-- Data records --

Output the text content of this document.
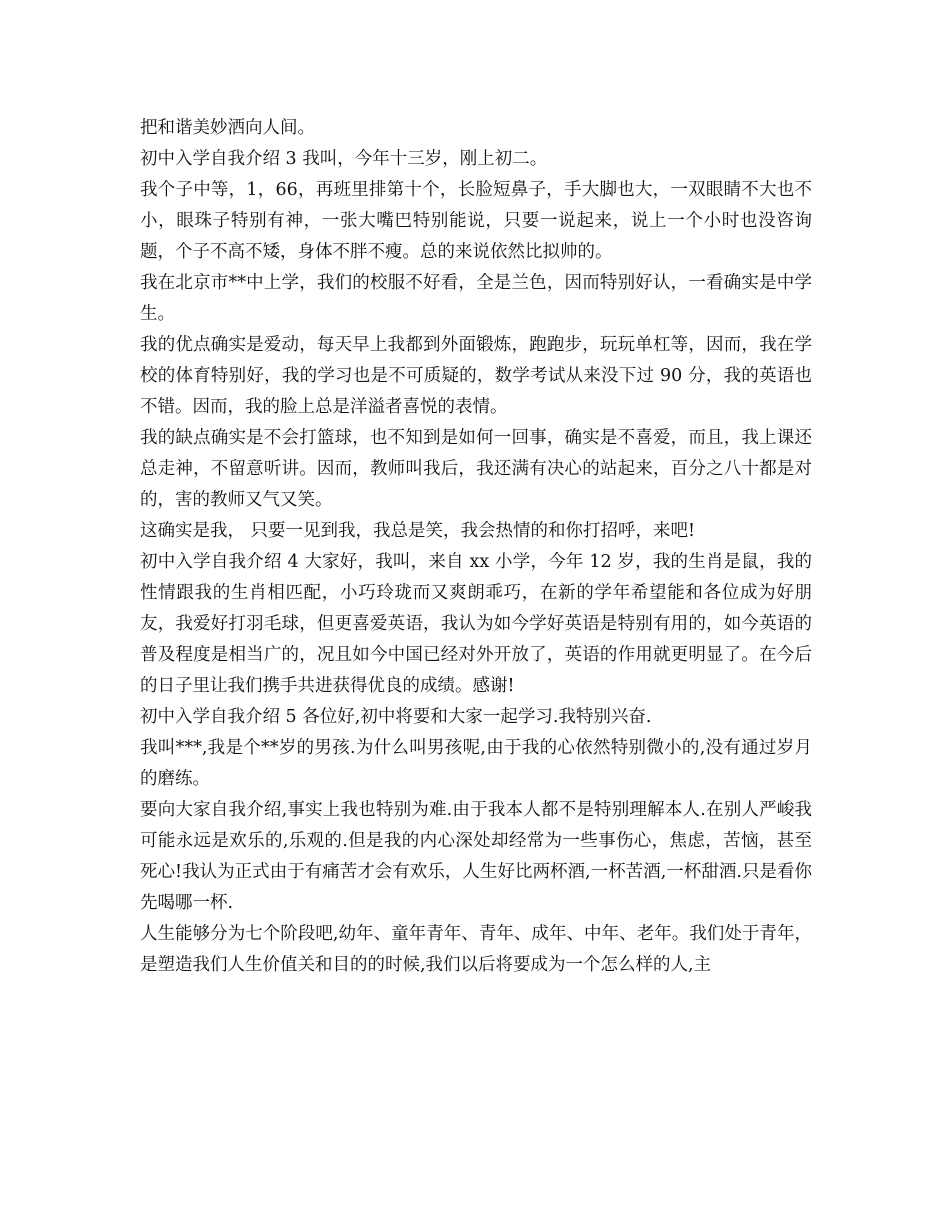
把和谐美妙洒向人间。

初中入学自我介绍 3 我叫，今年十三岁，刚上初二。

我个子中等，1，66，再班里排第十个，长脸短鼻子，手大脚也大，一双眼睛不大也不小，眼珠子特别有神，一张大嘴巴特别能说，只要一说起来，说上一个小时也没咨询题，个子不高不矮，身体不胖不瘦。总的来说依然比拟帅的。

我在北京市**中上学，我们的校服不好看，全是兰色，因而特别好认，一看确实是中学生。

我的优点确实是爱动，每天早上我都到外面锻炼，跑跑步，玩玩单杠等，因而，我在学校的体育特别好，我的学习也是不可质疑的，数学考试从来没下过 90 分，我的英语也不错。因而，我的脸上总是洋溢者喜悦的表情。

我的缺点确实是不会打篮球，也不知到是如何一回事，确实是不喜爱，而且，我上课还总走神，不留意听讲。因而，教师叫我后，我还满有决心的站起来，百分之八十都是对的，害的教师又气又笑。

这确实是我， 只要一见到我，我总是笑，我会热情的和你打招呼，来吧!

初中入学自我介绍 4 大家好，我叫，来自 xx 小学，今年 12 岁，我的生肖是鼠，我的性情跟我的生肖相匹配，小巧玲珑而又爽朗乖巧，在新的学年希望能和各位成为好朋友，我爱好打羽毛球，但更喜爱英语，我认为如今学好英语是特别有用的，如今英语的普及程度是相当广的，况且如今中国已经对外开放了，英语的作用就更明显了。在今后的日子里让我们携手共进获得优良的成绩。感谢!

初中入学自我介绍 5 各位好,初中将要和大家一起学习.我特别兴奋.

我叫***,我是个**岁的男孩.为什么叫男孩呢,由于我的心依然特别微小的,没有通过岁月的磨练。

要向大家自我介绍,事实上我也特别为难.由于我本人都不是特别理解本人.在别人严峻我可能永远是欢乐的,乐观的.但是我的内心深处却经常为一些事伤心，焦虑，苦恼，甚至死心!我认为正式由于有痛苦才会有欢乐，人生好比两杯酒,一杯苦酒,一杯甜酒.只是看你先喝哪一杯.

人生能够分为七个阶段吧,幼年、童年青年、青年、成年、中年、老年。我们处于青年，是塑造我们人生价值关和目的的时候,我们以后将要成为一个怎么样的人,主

-- Task instructions --
Gather up the lines that contain the word "初中入学自我介绍".

-- Solution for this task --
初中入学自我介绍 3 我叫，今年十三岁，刚上初二。
初中入学自我介绍 4 大家好，我叫，来自 xx 小学，今年 12 岁，我的生肖是鼠，我的性情跟我的生肖相匹配，小巧玲珑而又爽朗乖巧，在新的学年希望能和各位成为好朋友，我爱好打羽毛球，但更喜爱英语，我认为如今学好英语是特别有用的，如今英语的普及程度是相当广的，况且如今中国已经对外开放了，英语的作用就更明显了。在今后的日子里让我们携手共进获得优良的成绩。感谢!
初中入学自我介绍 5 各位好,初中将要和大家一起学习.我特别兴奋.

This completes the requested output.